### DATA PROVIDED
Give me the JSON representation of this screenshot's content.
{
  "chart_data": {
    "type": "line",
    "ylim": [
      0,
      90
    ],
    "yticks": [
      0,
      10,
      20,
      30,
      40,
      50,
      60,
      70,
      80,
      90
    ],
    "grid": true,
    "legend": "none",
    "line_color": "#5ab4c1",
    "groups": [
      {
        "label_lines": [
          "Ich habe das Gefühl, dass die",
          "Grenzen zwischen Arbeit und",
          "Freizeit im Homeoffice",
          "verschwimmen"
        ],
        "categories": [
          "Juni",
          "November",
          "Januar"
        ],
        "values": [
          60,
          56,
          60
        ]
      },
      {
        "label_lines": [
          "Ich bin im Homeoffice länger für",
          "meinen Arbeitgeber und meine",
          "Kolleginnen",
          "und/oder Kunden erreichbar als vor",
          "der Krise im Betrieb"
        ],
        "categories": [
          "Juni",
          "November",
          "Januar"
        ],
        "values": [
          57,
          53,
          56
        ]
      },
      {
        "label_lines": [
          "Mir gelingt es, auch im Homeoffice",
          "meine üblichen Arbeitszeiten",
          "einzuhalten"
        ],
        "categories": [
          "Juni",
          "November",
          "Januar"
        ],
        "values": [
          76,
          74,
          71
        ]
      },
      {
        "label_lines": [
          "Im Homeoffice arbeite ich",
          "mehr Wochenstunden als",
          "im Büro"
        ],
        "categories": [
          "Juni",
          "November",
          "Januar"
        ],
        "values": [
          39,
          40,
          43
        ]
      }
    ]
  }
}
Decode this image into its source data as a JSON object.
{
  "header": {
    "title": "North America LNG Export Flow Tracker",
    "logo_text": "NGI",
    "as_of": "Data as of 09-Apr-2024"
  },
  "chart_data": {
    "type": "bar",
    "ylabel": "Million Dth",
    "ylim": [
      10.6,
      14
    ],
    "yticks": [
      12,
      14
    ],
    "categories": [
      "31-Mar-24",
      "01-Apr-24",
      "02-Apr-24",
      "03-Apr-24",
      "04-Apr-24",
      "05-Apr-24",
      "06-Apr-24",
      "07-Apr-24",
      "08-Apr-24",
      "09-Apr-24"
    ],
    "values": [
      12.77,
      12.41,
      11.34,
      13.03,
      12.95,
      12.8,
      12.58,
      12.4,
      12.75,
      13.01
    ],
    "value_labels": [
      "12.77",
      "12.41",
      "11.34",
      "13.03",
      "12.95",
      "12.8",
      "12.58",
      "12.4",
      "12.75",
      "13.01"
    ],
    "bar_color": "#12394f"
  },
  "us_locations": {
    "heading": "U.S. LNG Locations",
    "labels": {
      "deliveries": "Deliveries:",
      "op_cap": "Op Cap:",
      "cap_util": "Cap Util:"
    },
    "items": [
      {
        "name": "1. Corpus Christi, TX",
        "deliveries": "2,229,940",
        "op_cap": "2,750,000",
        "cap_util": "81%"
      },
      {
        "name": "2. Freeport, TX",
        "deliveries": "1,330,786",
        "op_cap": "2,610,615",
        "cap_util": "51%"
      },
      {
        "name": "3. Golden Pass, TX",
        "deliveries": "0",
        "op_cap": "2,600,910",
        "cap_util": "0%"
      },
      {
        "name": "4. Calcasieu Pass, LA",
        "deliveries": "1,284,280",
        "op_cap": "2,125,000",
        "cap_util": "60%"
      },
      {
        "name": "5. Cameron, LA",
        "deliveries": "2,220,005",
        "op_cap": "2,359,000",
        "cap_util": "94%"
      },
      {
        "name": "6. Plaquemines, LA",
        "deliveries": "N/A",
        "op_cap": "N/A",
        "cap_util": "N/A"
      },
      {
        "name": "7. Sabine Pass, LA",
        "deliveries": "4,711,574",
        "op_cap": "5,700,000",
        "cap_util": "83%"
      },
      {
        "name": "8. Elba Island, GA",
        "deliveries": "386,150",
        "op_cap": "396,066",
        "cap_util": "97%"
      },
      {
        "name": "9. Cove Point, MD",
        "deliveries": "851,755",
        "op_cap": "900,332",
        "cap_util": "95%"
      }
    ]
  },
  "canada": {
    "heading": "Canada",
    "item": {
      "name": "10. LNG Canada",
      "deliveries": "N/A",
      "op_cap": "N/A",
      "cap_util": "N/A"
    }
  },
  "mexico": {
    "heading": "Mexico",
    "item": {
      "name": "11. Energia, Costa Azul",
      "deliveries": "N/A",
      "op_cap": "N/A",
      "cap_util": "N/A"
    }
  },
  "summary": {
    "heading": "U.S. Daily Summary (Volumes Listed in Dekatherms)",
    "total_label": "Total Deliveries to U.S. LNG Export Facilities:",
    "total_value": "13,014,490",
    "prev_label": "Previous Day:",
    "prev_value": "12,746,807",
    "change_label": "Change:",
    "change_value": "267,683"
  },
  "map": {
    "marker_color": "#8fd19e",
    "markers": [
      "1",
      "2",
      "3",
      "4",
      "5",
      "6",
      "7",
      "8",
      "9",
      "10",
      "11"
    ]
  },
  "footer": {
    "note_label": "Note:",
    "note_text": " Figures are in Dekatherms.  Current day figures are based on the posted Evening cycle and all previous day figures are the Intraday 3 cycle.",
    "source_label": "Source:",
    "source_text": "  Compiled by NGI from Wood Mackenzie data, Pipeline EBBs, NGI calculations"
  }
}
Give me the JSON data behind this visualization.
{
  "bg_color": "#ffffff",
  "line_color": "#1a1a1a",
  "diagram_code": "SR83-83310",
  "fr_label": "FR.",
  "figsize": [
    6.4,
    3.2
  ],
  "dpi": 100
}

### EXERCISE GOAL
Starting at the line that contains "Give me the JSON data", repeat each line exactly through the last one in the listing. Include both of those lines and nothing more.

### REPLY
Give me the JSON data behind this visualization.
{
  "bg_color": "#ffffff",
  "line_color": "#1a1a1a",
  "diagram_code": "SR83-83310",
  "fr_label": "FR.",
  "figsize": [
    6.4,
    3.2
  ],
  "dpi": 100
}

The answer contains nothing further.